EXERCISE AIM: Every entry must be duplicated precisely as written.
━━━━━ DATA SUPPLIED
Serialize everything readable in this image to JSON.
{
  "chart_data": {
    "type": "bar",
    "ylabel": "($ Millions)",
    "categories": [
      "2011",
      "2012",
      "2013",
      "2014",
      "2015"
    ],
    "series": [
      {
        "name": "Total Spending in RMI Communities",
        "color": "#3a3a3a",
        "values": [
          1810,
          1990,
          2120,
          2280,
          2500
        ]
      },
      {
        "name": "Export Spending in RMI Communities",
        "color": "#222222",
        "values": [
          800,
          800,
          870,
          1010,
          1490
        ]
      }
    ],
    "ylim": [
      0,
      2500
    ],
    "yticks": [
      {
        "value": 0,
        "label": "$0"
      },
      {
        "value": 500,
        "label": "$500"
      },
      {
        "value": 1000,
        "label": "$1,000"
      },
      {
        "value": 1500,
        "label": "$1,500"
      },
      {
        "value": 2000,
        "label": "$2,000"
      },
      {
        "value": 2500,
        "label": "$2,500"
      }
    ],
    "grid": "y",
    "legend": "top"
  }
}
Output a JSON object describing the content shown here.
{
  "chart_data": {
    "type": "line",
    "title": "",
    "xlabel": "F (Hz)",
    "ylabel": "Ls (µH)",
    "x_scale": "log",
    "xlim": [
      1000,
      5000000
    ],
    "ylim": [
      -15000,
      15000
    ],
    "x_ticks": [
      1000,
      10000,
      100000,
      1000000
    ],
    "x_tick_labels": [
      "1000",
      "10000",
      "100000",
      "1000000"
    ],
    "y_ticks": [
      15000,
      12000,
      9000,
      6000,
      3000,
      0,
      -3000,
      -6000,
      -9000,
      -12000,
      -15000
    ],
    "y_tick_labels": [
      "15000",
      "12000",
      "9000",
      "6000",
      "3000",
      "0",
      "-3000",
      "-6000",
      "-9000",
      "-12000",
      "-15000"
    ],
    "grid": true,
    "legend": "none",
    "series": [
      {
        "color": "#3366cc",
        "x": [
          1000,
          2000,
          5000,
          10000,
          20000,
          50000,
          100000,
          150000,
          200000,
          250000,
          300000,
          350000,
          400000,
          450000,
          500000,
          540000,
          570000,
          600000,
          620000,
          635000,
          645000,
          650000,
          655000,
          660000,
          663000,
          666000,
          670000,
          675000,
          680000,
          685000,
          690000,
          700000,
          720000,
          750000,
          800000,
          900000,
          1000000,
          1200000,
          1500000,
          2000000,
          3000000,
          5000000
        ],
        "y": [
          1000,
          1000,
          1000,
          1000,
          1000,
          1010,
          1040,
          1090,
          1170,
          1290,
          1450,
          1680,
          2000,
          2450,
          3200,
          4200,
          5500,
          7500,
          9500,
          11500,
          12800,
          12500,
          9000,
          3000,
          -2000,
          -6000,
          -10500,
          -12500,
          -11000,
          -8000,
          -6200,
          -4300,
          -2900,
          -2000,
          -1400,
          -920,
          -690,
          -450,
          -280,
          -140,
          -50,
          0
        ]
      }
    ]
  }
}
━━━━━━━━━━
OUTPUT FOR THIS TASK:
Serialize everything readable in this image to JSON.
{
  "chart_data": {
    "type": "bar",
    "ylabel": "($ Millions)",
    "categories": [
      "2011",
      "2012",
      "2013",
      "2014",
      "2015"
    ],
    "series": [
      {
        "name": "Total Spending in RMI Communities",
        "color": "#3a3a3a",
        "values": [
          1810,
          1990,
          2120,
          2280,
          2500
        ]
      },
      {
        "name": "Export Spending in RMI Communities",
        "color": "#222222",
        "values": [
          800,
          800,
          870,
          1010,
          1490
        ]
      }
    ],
    "ylim": [
      0,
      2500
    ],
    "yticks": [
      {
        "value": 0,
        "label": "$0"
      },
      {
        "value": 500,
        "label": "$500"
      },
      {
        "value": 1000,
        "label": "$1,000"
      },
      {
        "value": 1500,
        "label": "$1,500"
      },
      {
        "value": 2000,
        "label": "$2,000"
      },
      {
        "value": 2500,
        "label": "$2,500"
      }
    ],
    "grid": "y",
    "legend": "top"
  }
}
Output a JSON object describing the content shown here.
{
  "chart_data": {
    "type": "line",
    "title": "",
    "xlabel": "F (Hz)",
    "ylabel": "Ls (µH)",
    "x_scale": "log",
    "xlim": [
      1000,
      5000000
    ],
    "ylim": [
      -15000,
      15000
    ],
    "x_ticks": [
      1000,
      10000,
      100000,
      1000000
    ],
    "x_tick_labels": [
      "1000",
      "10000",
      "100000",
      "1000000"
    ],
    "y_ticks": [
      15000,
      12000,
      9000,
      6000,
      3000,
      0,
      -3000,
      -6000,
      -9000,
      -12000,
      -15000
    ],
    "y_tick_labels": [
      "15000",
      "12000",
      "9000",
      "6000",
      "3000",
      "0",
      "-3000",
      "-6000",
      "-9000",
      "-12000",
      "-15000"
    ],
    "grid": true,
    "legend": "none",
    "series": [
      {
        "color": "#3366cc",
        "x": [
          1000,
          2000,
          5000,
          10000,
          20000,
          50000,
          100000,
          150000,
          200000,
          250000,
          300000,
          350000,
          400000,
          450000,
          500000,
          540000,
          570000,
          600000,
          620000,
          635000,
          645000,
          650000,
          655000,
          660000,
          663000,
          666000,
          670000,
          675000,
          680000,
          685000,
          690000,
          700000,
          720000,
          750000,
          800000,
          900000,
          1000000,
          1200000,
          1500000,
          2000000,
          3000000,
          5000000
        ],
        "y": [
          1000,
          1000,
          1000,
          1000,
          1000,
          1010,
          1040,
          1090,
          1170,
          1290,
          1450,
          1680,
          2000,
          2450,
          3200,
          4200,
          5500,
          7500,
          9500,
          11500,
          12800,
          12500,
          9000,
          3000,
          -2000,
          -6000,
          -10500,
          -12500,
          -11000,
          -8000,
          -6200,
          -4300,
          -2900,
          -2000,
          -1400,
          -920,
          -690,
          -450,
          -280,
          -140,
          -50,
          0
        ]
      }
    ]
  }
}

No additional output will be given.